▶ Set problem: All of the material below is to be retyped exactly.

-- BEGIN --

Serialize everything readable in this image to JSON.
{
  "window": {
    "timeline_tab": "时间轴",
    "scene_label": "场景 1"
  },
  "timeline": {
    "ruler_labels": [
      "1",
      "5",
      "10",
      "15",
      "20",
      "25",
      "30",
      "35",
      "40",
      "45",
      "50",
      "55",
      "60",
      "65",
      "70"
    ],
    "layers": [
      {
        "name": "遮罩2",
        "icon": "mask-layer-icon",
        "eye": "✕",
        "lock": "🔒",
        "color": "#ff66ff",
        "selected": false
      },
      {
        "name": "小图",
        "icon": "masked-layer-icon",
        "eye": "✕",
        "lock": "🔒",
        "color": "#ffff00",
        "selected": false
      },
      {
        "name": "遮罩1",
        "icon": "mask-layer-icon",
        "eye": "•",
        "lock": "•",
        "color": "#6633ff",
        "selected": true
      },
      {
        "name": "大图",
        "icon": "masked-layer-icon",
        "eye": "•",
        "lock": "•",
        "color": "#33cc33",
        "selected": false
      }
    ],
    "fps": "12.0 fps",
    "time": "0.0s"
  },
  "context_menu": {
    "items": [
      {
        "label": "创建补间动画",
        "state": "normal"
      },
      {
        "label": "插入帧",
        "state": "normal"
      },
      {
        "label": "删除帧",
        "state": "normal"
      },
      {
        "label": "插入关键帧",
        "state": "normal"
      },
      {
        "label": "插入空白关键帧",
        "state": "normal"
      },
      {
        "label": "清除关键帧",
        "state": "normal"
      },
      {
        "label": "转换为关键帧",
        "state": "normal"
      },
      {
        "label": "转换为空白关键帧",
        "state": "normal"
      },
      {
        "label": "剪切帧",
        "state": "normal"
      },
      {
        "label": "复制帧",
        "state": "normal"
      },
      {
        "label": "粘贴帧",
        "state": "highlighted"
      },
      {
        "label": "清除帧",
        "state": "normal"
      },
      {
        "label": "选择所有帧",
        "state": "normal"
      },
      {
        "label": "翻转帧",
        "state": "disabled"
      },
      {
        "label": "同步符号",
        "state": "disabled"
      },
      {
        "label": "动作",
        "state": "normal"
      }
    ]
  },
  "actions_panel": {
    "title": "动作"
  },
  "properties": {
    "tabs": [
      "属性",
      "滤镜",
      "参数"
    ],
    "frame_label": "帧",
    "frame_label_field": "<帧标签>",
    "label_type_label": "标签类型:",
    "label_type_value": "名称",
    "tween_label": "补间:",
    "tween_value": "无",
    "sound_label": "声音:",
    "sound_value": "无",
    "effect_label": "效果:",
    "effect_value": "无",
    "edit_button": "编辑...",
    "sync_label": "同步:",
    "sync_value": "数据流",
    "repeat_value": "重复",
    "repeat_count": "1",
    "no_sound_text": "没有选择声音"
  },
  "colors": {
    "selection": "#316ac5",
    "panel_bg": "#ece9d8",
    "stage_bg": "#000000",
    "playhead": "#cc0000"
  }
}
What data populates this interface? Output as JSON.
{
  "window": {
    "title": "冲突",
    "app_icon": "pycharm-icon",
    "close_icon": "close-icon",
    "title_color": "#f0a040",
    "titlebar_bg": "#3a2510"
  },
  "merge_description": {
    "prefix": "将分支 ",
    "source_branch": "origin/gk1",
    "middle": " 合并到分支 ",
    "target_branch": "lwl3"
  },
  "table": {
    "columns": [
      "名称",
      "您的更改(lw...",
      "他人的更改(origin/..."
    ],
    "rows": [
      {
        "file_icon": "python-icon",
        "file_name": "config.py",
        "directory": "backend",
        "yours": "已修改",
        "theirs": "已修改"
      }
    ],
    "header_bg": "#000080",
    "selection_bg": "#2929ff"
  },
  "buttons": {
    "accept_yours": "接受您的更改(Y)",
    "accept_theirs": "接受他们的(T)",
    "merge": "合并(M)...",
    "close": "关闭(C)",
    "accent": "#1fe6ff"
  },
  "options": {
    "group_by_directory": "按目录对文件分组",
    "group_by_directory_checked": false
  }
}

-- END --

▶ Solution to the exercise:
Serialize everything readable in this image to JSON.
{
  "window": {
    "timeline_tab": "时间轴",
    "scene_label": "场景 1"
  },
  "timeline": {
    "ruler_labels": [
      "1",
      "5",
      "10",
      "15",
      "20",
      "25",
      "30",
      "35",
      "40",
      "45",
      "50",
      "55",
      "60",
      "65",
      "70"
    ],
    "layers": [
      {
        "name": "遮罩2",
        "icon": "mask-layer-icon",
        "eye": "✕",
        "lock": "🔒",
        "color": "#ff66ff",
        "selected": false
      },
      {
        "name": "小图",
        "icon": "masked-layer-icon",
        "eye": "✕",
        "lock": "🔒",
        "color": "#ffff00",
        "selected": false
      },
      {
        "name": "遮罩1",
        "icon": "mask-layer-icon",
        "eye": "•",
        "lock": "•",
        "color": "#6633ff",
        "selected": true
      },
      {
        "name": "大图",
        "icon": "masked-layer-icon",
        "eye": "•",
        "lock": "•",
        "color": "#33cc33",
        "selected": false
      }
    ],
    "fps": "12.0 fps",
    "time": "0.0s"
  },
  "context_menu": {
    "items": [
      {
        "label": "创建补间动画",
        "state": "normal"
      },
      {
        "label": "插入帧",
        "state": "normal"
      },
      {
        "label": "删除帧",
        "state": "normal"
      },
      {
        "label": "插入关键帧",
        "state": "normal"
      },
      {
        "label": "插入空白关键帧",
        "state": "normal"
      },
      {
        "label": "清除关键帧",
        "state": "normal"
      },
      {
        "label": "转换为关键帧",
        "state": "normal"
      },
      {
        "label": "转换为空白关键帧",
        "state": "normal"
      },
      {
        "label": "剪切帧",
        "state": "normal"
      },
      {
        "label": "复制帧",
        "state": "normal"
      },
      {
        "label": "粘贴帧",
        "state": "highlighted"
      },
      {
        "label": "清除帧",
        "state": "normal"
      },
      {
        "label": "选择所有帧",
        "state": "normal"
      },
      {
        "label": "翻转帧",
        "state": "disabled"
      },
      {
        "label": "同步符号",
        "state": "disabled"
      },
      {
        "label": "动作",
        "state": "normal"
      }
    ]
  },
  "actions_panel": {
    "title": "动作"
  },
  "properties": {
    "tabs": [
      "属性",
      "滤镜",
      "参数"
    ],
    "frame_label": "帧",
    "frame_label_field": "<帧标签>",
    "label_type_label": "标签类型:",
    "label_type_value": "名称",
    "tween_label": "补间:",
    "tween_value": "无",
    "sound_label": "声音:",
    "sound_value": "无",
    "effect_label": "效果:",
    "effect_value": "无",
    "edit_button": "编辑...",
    "sync_label": "同步:",
    "sync_value": "数据流",
    "repeat_value": "重复",
    "repeat_count": "1",
    "no_sound_text": "没有选择声音"
  },
  "colors": {
    "selection": "#316ac5",
    "panel_bg": "#ece9d8",
    "stage_bg": "#000000",
    "playhead": "#cc0000"
  }
}
What data populates this interface? Output as JSON.
{
  "window": {
    "title": "冲突",
    "app_icon": "pycharm-icon",
    "close_icon": "close-icon",
    "title_color": "#f0a040",
    "titlebar_bg": "#3a2510"
  },
  "merge_description": {
    "prefix": "将分支 ",
    "source_branch": "origin/gk1",
    "middle": " 合并到分支 ",
    "target_branch": "lwl3"
  },
  "table": {
    "columns": [
      "名称",
      "您的更改(lw...",
      "他人的更改(origin/..."
    ],
    "rows": [
      {
        "file_icon": "python-icon",
        "file_name": "config.py",
        "directory": "backend",
        "yours": "已修改",
        "theirs": "已修改"
      }
    ],
    "header_bg": "#000080",
    "selection_bg": "#2929ff"
  },
  "buttons": {
    "accept_yours": "接受您的更改(Y)",
    "accept_theirs": "接受他们的(T)",
    "merge": "合并(M)...",
    "close": "关闭(C)",
    "accent": "#1fe6ff"
  },
  "options": {
    "group_by_directory": "按目录对文件分组",
    "group_by_directory_checked": false
  }
}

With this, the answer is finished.